Problem requirements: Print out every line, exactly as written.

(Collected data entries)
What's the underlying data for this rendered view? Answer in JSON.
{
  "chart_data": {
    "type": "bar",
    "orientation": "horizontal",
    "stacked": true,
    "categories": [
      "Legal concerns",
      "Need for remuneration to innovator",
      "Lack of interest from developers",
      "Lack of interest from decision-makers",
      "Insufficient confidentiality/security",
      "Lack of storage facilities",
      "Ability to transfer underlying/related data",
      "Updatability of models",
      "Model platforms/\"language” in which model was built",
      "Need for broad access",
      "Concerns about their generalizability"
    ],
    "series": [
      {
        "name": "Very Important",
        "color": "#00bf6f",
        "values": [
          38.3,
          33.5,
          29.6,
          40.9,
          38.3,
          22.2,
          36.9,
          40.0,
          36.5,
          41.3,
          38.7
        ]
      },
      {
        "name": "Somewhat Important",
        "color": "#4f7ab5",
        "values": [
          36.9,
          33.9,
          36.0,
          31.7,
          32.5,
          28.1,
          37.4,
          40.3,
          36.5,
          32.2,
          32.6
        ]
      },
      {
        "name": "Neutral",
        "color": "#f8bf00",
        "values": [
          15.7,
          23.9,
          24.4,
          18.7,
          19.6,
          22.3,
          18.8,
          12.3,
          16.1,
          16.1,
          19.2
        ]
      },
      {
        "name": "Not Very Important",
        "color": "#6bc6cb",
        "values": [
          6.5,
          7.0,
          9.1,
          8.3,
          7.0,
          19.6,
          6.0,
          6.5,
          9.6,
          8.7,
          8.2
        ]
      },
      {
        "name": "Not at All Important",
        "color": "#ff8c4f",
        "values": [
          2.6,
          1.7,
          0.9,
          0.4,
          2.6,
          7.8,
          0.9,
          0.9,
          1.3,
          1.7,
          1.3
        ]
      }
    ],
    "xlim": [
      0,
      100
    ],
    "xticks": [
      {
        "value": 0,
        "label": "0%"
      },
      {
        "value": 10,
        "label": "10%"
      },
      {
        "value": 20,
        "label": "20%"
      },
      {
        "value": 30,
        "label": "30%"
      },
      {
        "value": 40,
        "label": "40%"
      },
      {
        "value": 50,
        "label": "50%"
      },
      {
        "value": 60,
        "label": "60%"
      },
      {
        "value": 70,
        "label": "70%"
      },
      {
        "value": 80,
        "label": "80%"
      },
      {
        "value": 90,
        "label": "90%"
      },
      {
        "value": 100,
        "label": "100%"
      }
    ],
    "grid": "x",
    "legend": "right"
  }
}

Exercise response:
What's the underlying data for this rendered view? Answer in JSON.
{
  "chart_data": {
    "type": "bar",
    "orientation": "horizontal",
    "stacked": true,
    "categories": [
      "Legal concerns",
      "Need for remuneration to innovator",
      "Lack of interest from developers",
      "Lack of interest from decision-makers",
      "Insufficient confidentiality/security",
      "Lack of storage facilities",
      "Ability to transfer underlying/related data",
      "Updatability of models",
      "Model platforms/\"language” in which model was built",
      "Need for broad access",
      "Concerns about their generalizability"
    ],
    "series": [
      {
        "name": "Very Important",
        "color": "#00bf6f",
        "values": [
          38.3,
          33.5,
          29.6,
          40.9,
          38.3,
          22.2,
          36.9,
          40.0,
          36.5,
          41.3,
          38.7
        ]
      },
      {
        "name": "Somewhat Important",
        "color": "#4f7ab5",
        "values": [
          36.9,
          33.9,
          36.0,
          31.7,
          32.5,
          28.1,
          37.4,
          40.3,
          36.5,
          32.2,
          32.6
        ]
      },
      {
        "name": "Neutral",
        "color": "#f8bf00",
        "values": [
          15.7,
          23.9,
          24.4,
          18.7,
          19.6,
          22.3,
          18.8,
          12.3,
          16.1,
          16.1,
          19.2
        ]
      },
      {
        "name": "Not Very Important",
        "color": "#6bc6cb",
        "values": [
          6.5,
          7.0,
          9.1,
          8.3,
          7.0,
          19.6,
          6.0,
          6.5,
          9.6,
          8.7,
          8.2
        ]
      },
      {
        "name": "Not at All Important",
        "color": "#ff8c4f",
        "values": [
          2.6,
          1.7,
          0.9,
          0.4,
          2.6,
          7.8,
          0.9,
          0.9,
          1.3,
          1.7,
          1.3
        ]
      }
    ],
    "xlim": [
      0,
      100
    ],
    "xticks": [
      {
        "value": 0,
        "label": "0%"
      },
      {
        "value": 10,
        "label": "10%"
      },
      {
        "value": 20,
        "label": "20%"
      },
      {
        "value": 30,
        "label": "30%"
      },
      {
        "value": 40,
        "label": "40%"
      },
      {
        "value": 50,
        "label": "50%"
      },
      {
        "value": 60,
        "label": "60%"
      },
      {
        "value": 70,
        "label": "70%"
      },
      {
        "value": 80,
        "label": "80%"
      },
      {
        "value": 90,
        "label": "90%"
      },
      {
        "value": 100,
        "label": "100%"
      }
    ],
    "grid": "x",
    "legend": "right"
  }
}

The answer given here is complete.